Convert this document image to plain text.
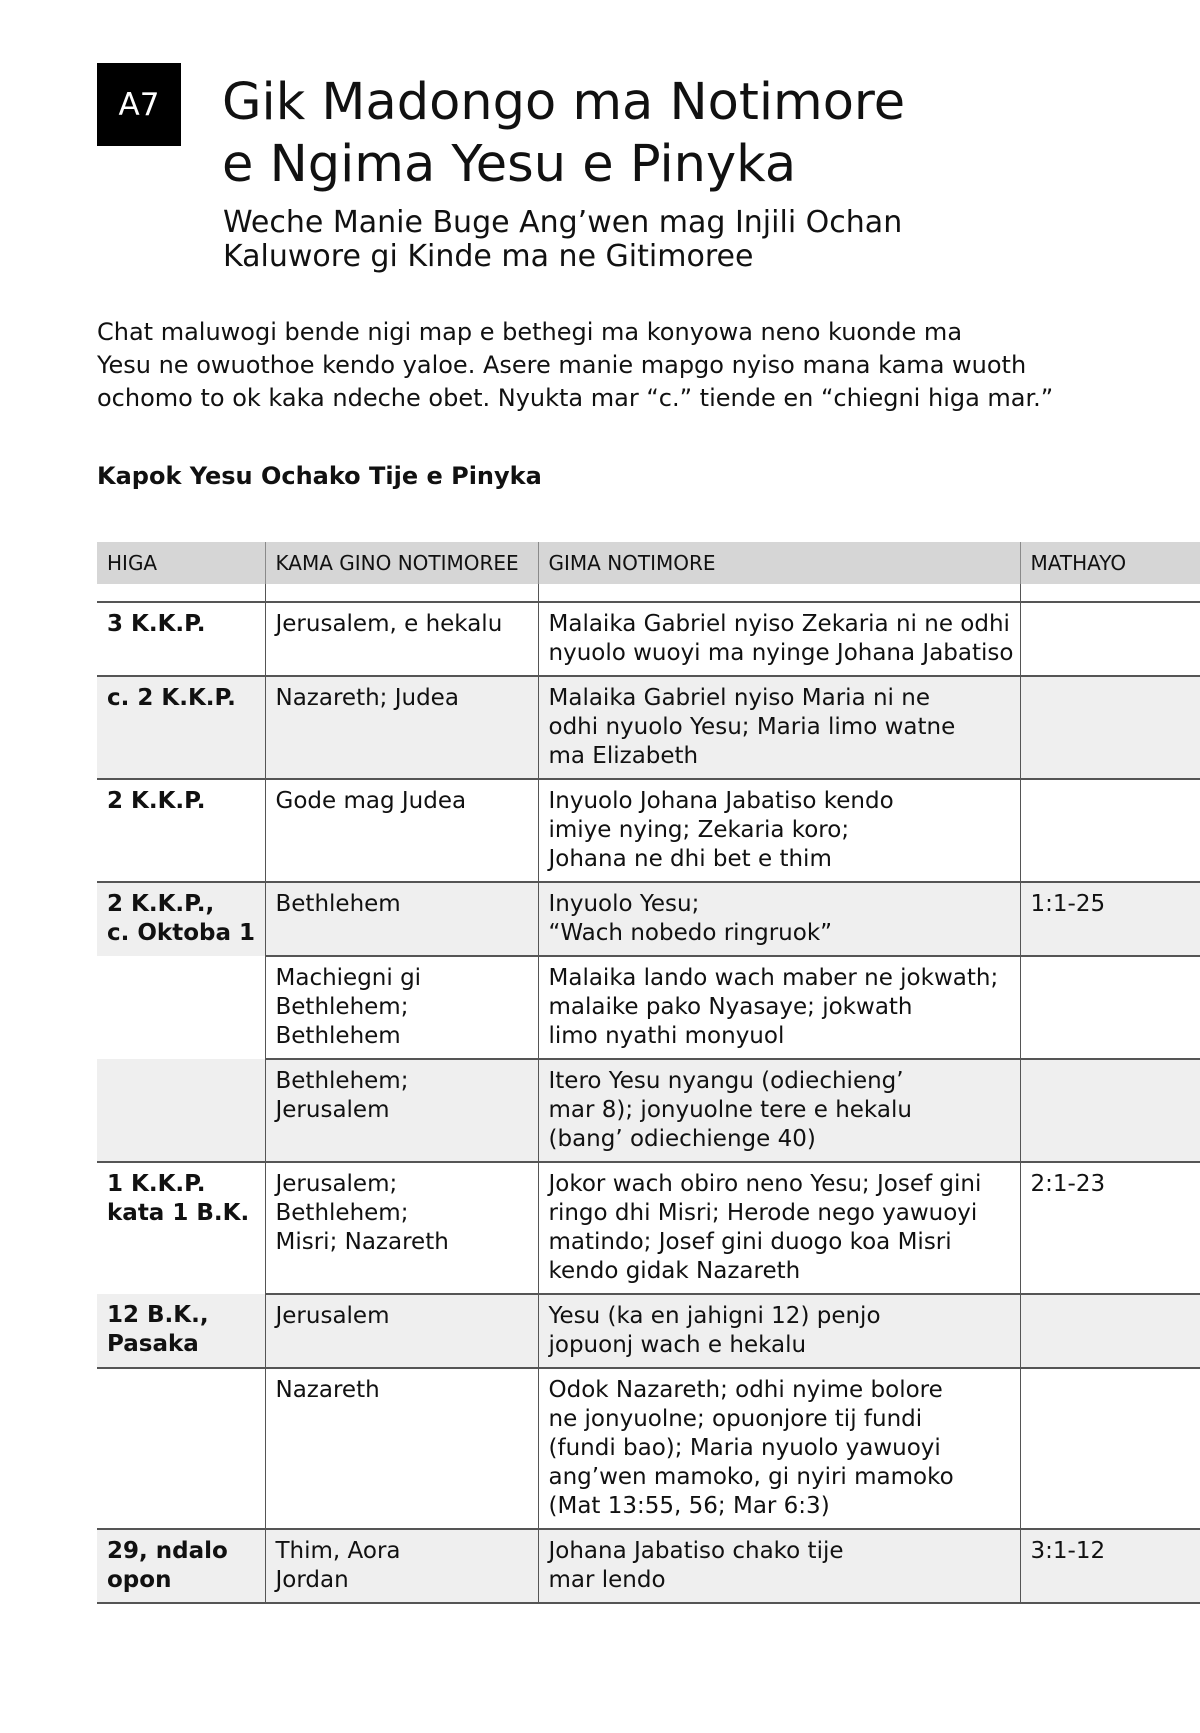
A7	Gik Madongo ma Notimore
e Ngima Yesu e Pinyka
Weche Manie Buge Ang’wen mag Injili Ochan
Kaluwore gi Kinde ma ne Gitimoree

Chat maluwogi bende nigi map e bethegi ma konyowa neno kuonde ma
Yesu ne owuothoe kendo yaloe. Asere manie mapgo nyiso mana kama wuoth
ochomo to ok kaka ndeche obet. Nyukta mar “c.” tiende en “chiegni higa mar.”

Kapok Yesu Ochako Tije e Pinyka
HIGA	KAMA GINO NOTIMOREE	GIMA NOTIMORE	MATHAYO

3 K.K.P.	Jerusalem, e hekalu	Malaika Gabriel nyiso Zekaria ni ne odhi
nyuolo wuoyi ma nyinge Johana Jabatiso	

c. 2 K.K.P.	Nazareth; Judea	Malaika Gabriel nyiso Maria ni ne
odhi nyuolo Yesu; Maria limo watne
ma Elizabeth	

2 K.K.P.	Gode mag Judea	Inyuolo Johana Jabatiso kendo
imiye nying; Zekaria koro;
Johana ne dhi bet e thim	

2 K.K.P.,
c. Oktoba 1	Bethlehem	Inyuolo Yesu;
“Wach nobedo ringruok”	1:1-25

	Machiegni gi
Bethlehem;
Bethlehem	Malaika lando wach maber ne jokwath;
malaike pako Nyasaye; jokwath
limo nyathi monyuol	

	Bethlehem;
Jerusalem	Itero Yesu nyangu (odiechieng’
mar 8); jonyuolne tere e hekalu
(bang’ odiechienge 40)	

1 K.K.P.
kata 1 B.K.	Jerusalem;
Bethlehem;
Misri; Nazareth	Jokor wach obiro neno Yesu; Josef gini
ringo dhi Misri; Herode nego yawuoyi
matindo; Josef gini duogo koa Misri
kendo gidak Nazareth	2:1-23

12 B.K.,
Pasaka	Jerusalem	Yesu (ka en jahigni 12) penjo
jopuonj wach e hekalu	

	Nazareth	Odok Nazareth; odhi nyime bolore
ne jonyuolne; opuonjore tij fundi
(fundi bao); Maria nyuolo yawuoyi
ang’wen mamoko, gi nyiri mamoko
(Mat 13:55, 56; Mar 6:3)	

29, ndalo
opon	Thim, Aora
Jordan	Johana Jabatiso chako tije
mar lendo	3:1-12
=-=-=
_What the task requires_. Exclude the pictures, and transcribe all of the material exactly.

_Solution to this task_.
Convert this document image to plain text.
A7	Gik Madongo ma Notimore
e Ngima Yesu e Pinyka
Weche Manie Buge Ang’wen mag Injili Ochan
Kaluwore gi Kinde ma ne Gitimoree

Chat maluwogi bende nigi map e bethegi ma konyowa neno kuonde ma
Yesu ne owuothoe kendo yaloe. Asere manie mapgo nyiso mana kama wuoth
ochomo to ok kaka ndeche obet. Nyukta mar “c.” tiende en “chiegni higa mar.”

Kapok Yesu Ochako Tije e Pinyka
HIGA	KAMA GINO NOTIMOREE	GIMA NOTIMORE	MATHAYO

3 K.K.P.	Jerusalem, e hekalu	Malaika Gabriel nyiso Zekaria ni ne odhi
nyuolo wuoyi ma nyinge Johana Jabatiso	

c. 2 K.K.P.	Nazareth; Judea	Malaika Gabriel nyiso Maria ni ne
odhi nyuolo Yesu; Maria limo watne
ma Elizabeth	

2 K.K.P.	Gode mag Judea	Inyuolo Johana Jabatiso kendo
imiye nying; Zekaria koro;
Johana ne dhi bet e thim	

2 K.K.P.,
c. Oktoba 1	Bethlehem	Inyuolo Yesu;
“Wach nobedo ringruok”	1:1-25

	Machiegni gi
Bethlehem;
Bethlehem	Malaika lando wach maber ne jokwath;
malaike pako Nyasaye; jokwath
limo nyathi monyuol	

	Bethlehem;
Jerusalem	Itero Yesu nyangu (odiechieng’
mar 8); jonyuolne tere e hekalu
(bang’ odiechienge 40)	

1 K.K.P.
kata 1 B.K.	Jerusalem;
Bethlehem;
Misri; Nazareth	Jokor wach obiro neno Yesu; Josef gini
ringo dhi Misri; Herode nego yawuoyi
matindo; Josef gini duogo koa Misri
kendo gidak Nazareth	2:1-23

12 B.K.,
Pasaka	Jerusalem	Yesu (ka en jahigni 12) penjo
jopuonj wach e hekalu	

	Nazareth	Odok Nazareth; odhi nyime bolore
ne jonyuolne; opuonjore tij fundi
(fundi bao); Maria nyuolo yawuoyi
ang’wen mamoko, gi nyiri mamoko
(Mat 13:55, 56; Mar 6:3)	

29, ndalo
opon	Thim, Aora
Jordan	Johana Jabatiso chako tije
mar lendo	3:1-12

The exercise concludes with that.